** begin RECORDS SHOWN **

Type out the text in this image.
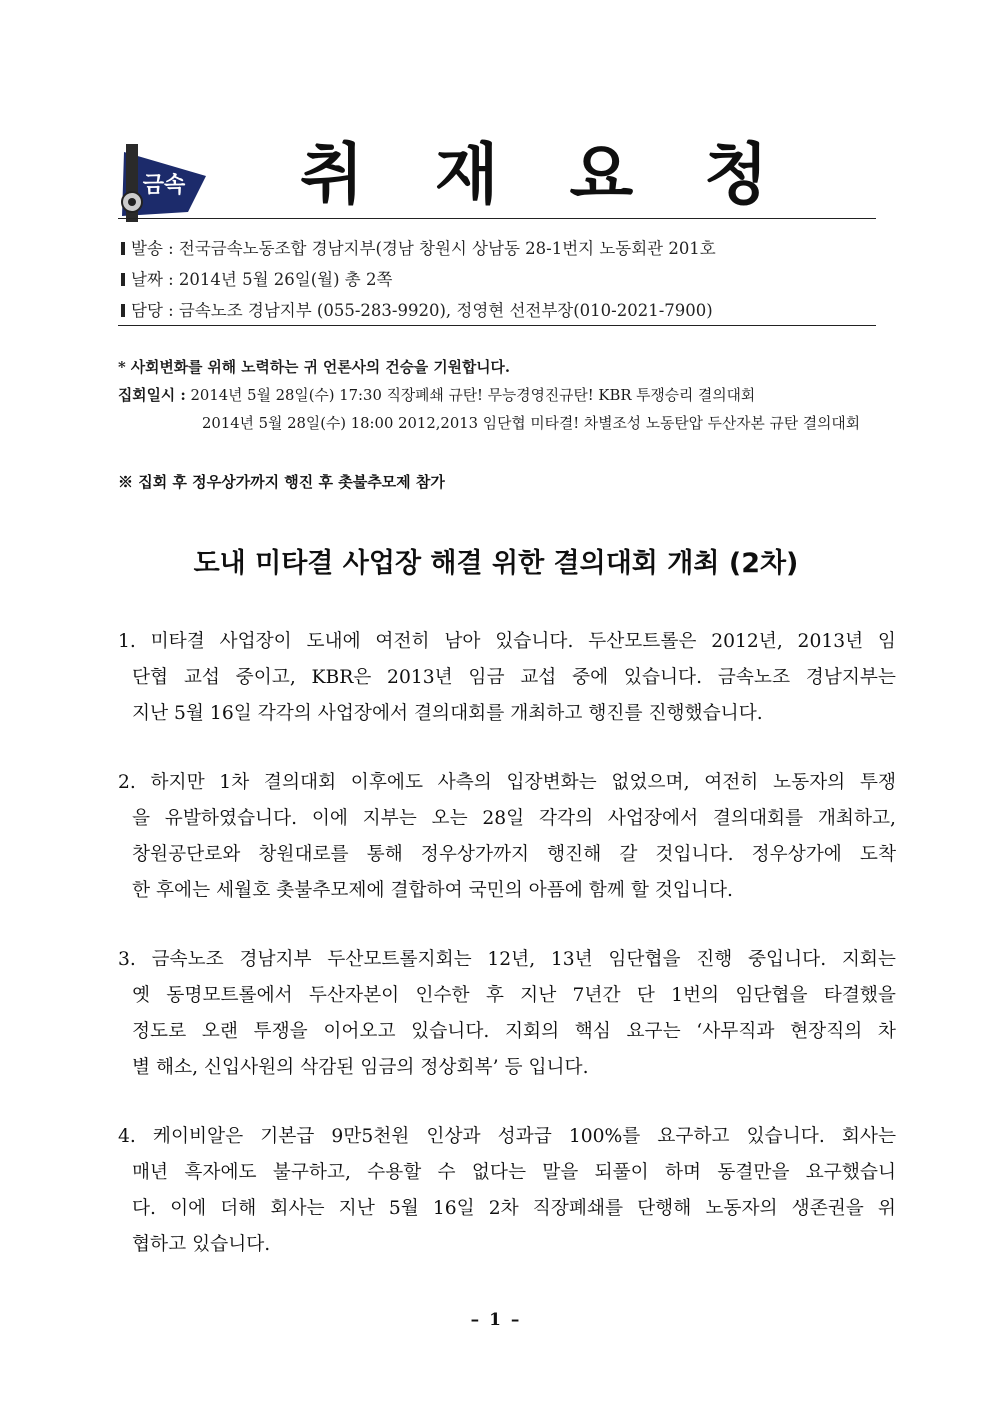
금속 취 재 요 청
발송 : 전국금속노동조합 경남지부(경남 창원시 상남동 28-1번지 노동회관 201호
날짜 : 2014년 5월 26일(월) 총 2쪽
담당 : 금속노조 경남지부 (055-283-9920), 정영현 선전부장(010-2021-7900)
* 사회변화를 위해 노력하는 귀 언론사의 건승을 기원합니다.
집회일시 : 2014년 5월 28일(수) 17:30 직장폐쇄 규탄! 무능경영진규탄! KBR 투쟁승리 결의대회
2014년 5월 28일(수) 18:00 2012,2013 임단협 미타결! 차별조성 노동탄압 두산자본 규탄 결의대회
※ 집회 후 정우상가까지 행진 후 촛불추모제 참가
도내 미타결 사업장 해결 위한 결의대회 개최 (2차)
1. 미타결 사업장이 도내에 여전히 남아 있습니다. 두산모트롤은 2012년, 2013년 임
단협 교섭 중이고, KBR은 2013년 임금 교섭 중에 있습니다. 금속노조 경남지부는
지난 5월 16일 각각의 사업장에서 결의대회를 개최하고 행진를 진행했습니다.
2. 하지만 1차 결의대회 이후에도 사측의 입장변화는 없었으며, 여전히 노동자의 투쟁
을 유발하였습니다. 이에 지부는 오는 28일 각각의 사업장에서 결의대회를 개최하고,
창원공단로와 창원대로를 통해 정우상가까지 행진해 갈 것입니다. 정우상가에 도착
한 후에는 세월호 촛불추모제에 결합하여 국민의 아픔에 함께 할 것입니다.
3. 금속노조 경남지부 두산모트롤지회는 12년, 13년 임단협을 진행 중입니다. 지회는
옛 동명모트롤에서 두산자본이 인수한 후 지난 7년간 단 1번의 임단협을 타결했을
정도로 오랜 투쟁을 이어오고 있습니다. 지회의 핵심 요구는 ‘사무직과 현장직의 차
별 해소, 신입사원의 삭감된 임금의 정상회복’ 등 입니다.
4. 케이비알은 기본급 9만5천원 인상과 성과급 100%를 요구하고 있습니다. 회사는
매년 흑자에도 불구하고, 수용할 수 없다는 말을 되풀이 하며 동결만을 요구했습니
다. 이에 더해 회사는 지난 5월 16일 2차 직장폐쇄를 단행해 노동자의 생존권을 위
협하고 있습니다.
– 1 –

** end RECORDS SHOWN **
** begin RECORDS SHOWN **

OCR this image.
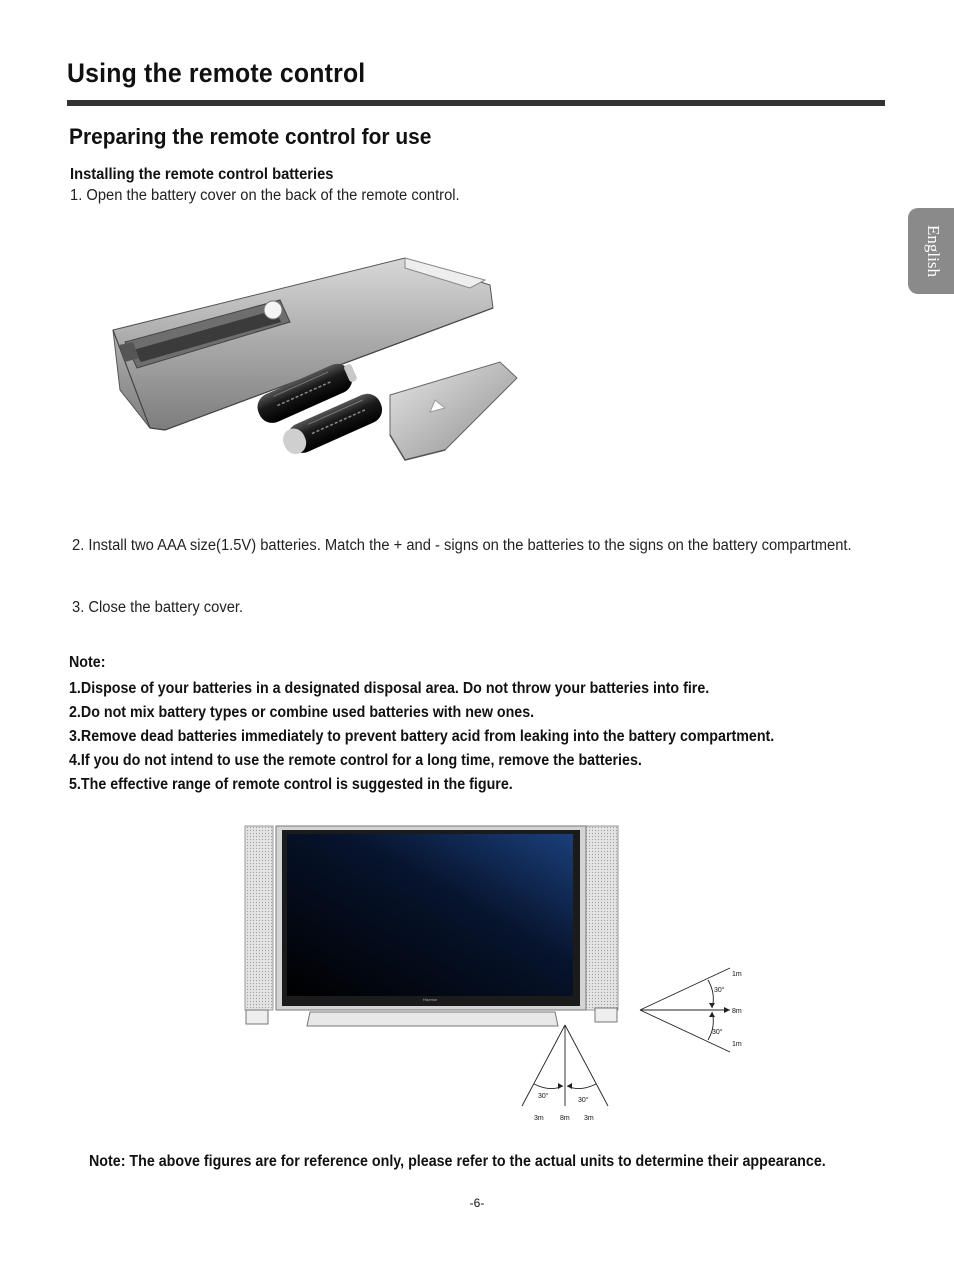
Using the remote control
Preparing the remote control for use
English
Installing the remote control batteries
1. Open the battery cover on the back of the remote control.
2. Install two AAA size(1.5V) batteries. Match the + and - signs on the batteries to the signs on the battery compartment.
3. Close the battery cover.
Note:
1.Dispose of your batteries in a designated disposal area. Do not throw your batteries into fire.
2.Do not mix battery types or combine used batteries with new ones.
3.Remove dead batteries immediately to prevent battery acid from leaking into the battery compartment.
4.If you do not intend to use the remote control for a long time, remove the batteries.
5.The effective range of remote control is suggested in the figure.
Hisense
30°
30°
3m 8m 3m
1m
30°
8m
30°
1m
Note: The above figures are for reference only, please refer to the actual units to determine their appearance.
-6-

** end RECORDS SHOWN **
** begin RECORDS SHOWN **

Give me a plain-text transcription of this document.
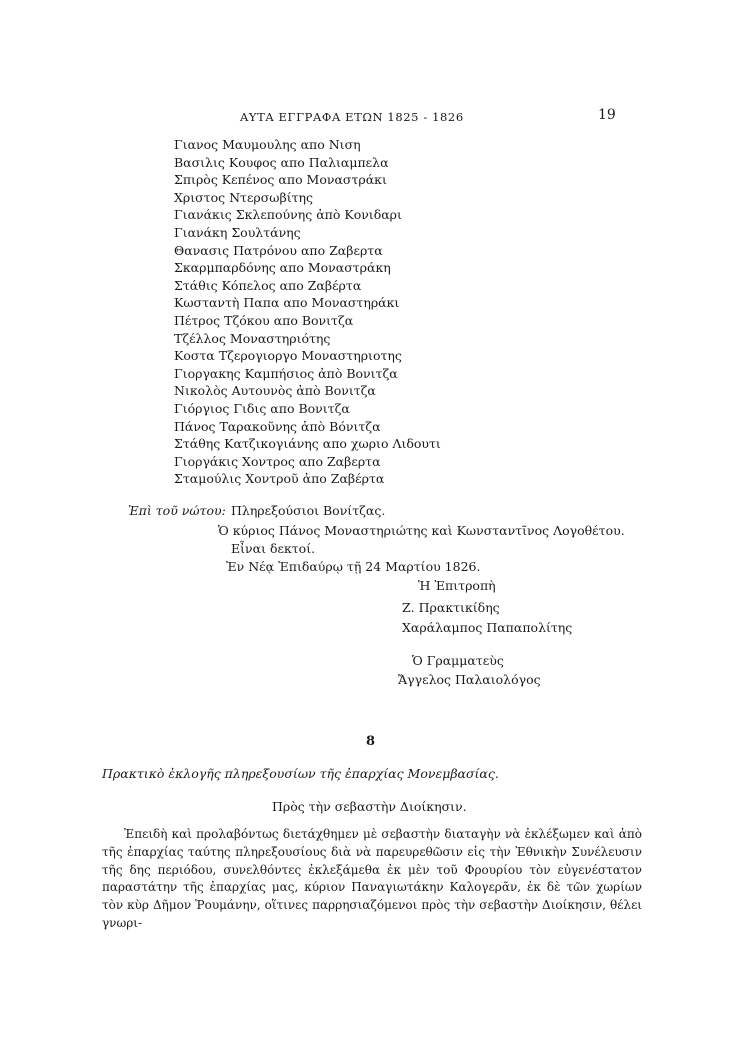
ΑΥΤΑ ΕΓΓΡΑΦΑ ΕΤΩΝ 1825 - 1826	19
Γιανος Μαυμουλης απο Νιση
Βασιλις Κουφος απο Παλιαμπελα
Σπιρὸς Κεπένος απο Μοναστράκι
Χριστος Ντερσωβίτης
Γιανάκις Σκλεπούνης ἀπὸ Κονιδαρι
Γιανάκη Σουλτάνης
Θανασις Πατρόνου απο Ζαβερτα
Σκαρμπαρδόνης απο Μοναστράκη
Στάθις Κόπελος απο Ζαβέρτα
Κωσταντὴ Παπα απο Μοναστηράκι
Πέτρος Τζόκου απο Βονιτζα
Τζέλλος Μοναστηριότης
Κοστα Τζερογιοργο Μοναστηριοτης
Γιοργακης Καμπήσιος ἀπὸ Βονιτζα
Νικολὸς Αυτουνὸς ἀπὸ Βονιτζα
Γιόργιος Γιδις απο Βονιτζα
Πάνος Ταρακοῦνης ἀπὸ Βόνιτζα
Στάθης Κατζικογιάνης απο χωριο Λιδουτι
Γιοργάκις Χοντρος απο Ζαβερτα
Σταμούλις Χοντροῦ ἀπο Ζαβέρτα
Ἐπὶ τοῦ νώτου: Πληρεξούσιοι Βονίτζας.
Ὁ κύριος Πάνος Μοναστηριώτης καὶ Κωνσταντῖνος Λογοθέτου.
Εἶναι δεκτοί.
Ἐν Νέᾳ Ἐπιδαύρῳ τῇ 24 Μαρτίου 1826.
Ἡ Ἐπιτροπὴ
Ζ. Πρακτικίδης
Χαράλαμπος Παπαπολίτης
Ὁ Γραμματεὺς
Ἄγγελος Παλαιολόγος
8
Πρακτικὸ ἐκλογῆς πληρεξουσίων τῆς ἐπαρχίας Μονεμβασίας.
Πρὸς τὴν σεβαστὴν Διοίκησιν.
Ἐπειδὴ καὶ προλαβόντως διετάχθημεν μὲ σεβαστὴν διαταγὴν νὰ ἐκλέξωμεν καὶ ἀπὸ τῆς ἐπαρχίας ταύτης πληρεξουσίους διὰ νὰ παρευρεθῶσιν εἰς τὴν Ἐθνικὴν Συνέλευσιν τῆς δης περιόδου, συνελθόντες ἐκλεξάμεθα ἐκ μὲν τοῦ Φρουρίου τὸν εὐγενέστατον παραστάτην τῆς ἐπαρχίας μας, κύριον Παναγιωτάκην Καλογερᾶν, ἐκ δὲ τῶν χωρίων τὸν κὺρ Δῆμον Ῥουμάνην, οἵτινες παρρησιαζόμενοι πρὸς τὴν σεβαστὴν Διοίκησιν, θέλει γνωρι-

** end RECORDS SHOWN **

▶ _TASK DESCRIPTION_: Copy every line of the listing that contains the word "Πάνος".

▶ _CORRECT RESPONSE_:
Πάνος Ταρακοῦνης ἀπὸ Βόνιτζα
Ὁ κύριος Πάνος Μοναστηριώτης καὶ Κωνσταντῖνος Λογοθέτου.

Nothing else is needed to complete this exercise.